| A block of data |
---*---

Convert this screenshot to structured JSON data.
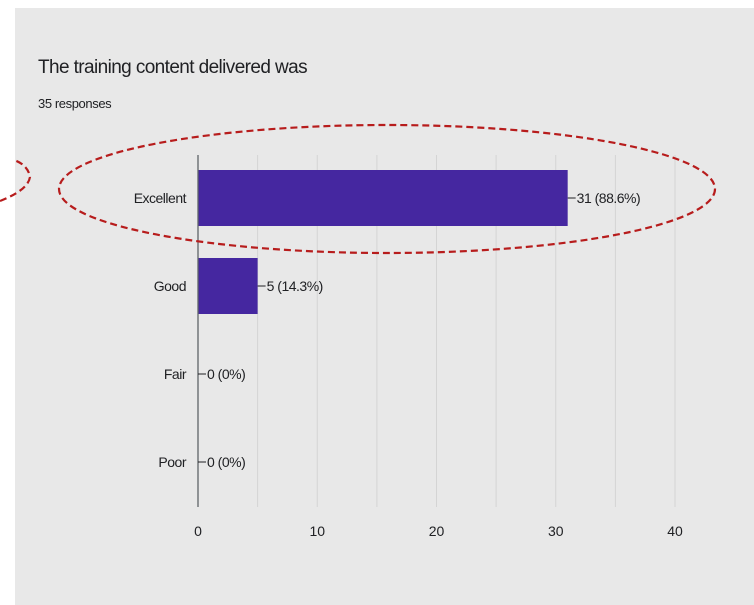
{
  "question": {
    "title": "The training content delivered was",
    "responses": "35 responses"
  },
  "colors": {
    "bar": "#4527a0",
    "highlight": "#b71c1c",
    "grid": "#d4d4d4",
    "axis": "#5f6368",
    "text": "#202124"
  },
  "chart_data": {
    "type": "bar",
    "orientation": "horizontal",
    "title": "The training content delivered was",
    "subtitle": "35 responses",
    "categories": [
      "Excellent",
      "Good",
      "Fair",
      "Poor"
    ],
    "values": [
      31,
      5,
      0,
      0
    ],
    "data_labels": [
      "31 (88.6%)",
      "5 (14.3%)",
      "0 (0%)",
      "0 (0%)"
    ],
    "xlim": [
      0,
      40
    ],
    "xticks": [
      0,
      10,
      20,
      30,
      40
    ],
    "grid": true,
    "highlighted_category": "Excellent"
  }
}
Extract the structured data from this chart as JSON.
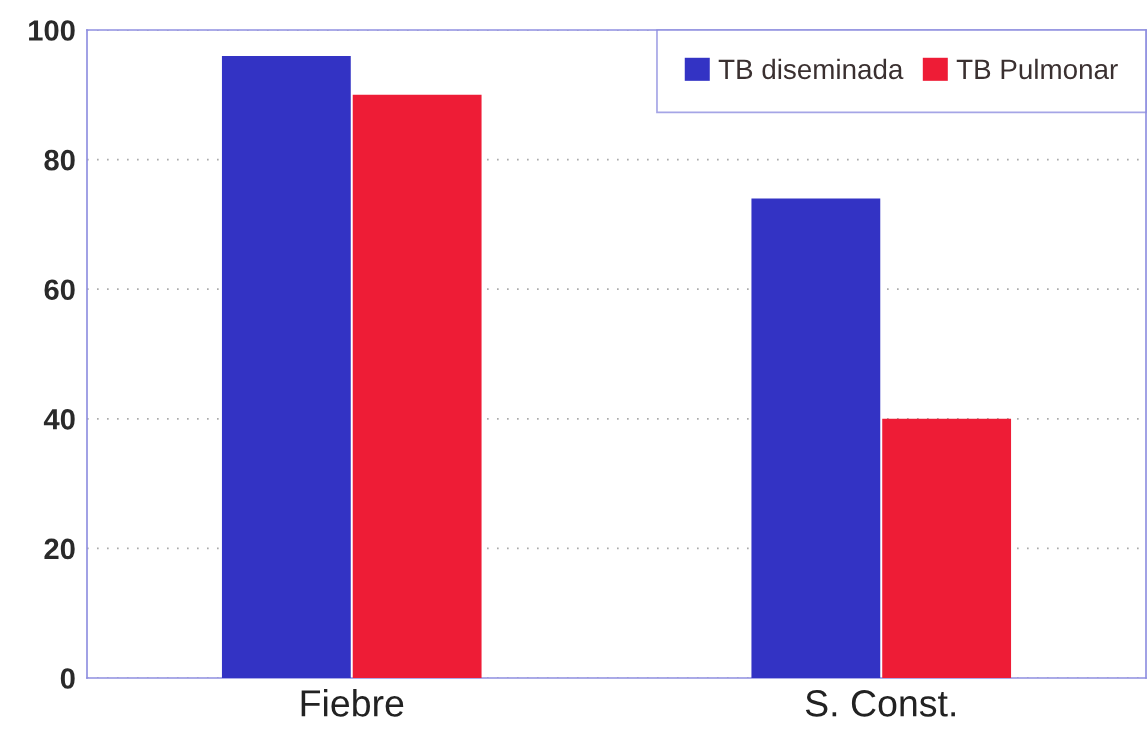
{
  "chart_data": {
    "type": "bar",
    "categories": [
      "Fiebre",
      "S. Const."
    ],
    "series": [
      {
        "name": "TB diseminada",
        "color": "#3333c4",
        "values": [
          96,
          74
        ]
      },
      {
        "name": "TB Pulmonar",
        "color": "#ee1c36",
        "values": [
          90,
          40
        ]
      }
    ],
    "ylim": [
      0,
      100
    ],
    "yticks": [
      0,
      20,
      40,
      60,
      80,
      100
    ],
    "grid": "y",
    "legend": "top right"
  }
}
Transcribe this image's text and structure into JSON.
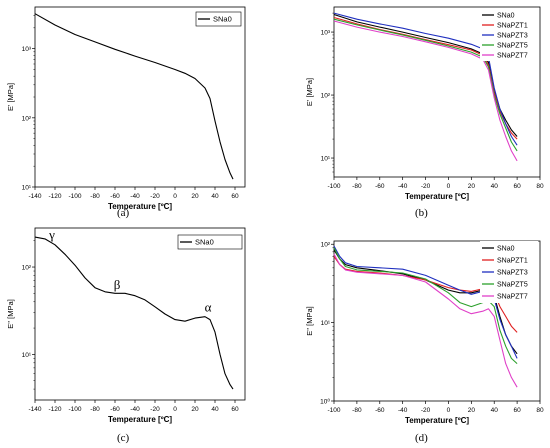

---*---

| Goal |
Find each line holding the string "structured" and copy it out.

| Response |
Convert this screenshot to structured JSON data.
Extract the structured data from this chart as JSON.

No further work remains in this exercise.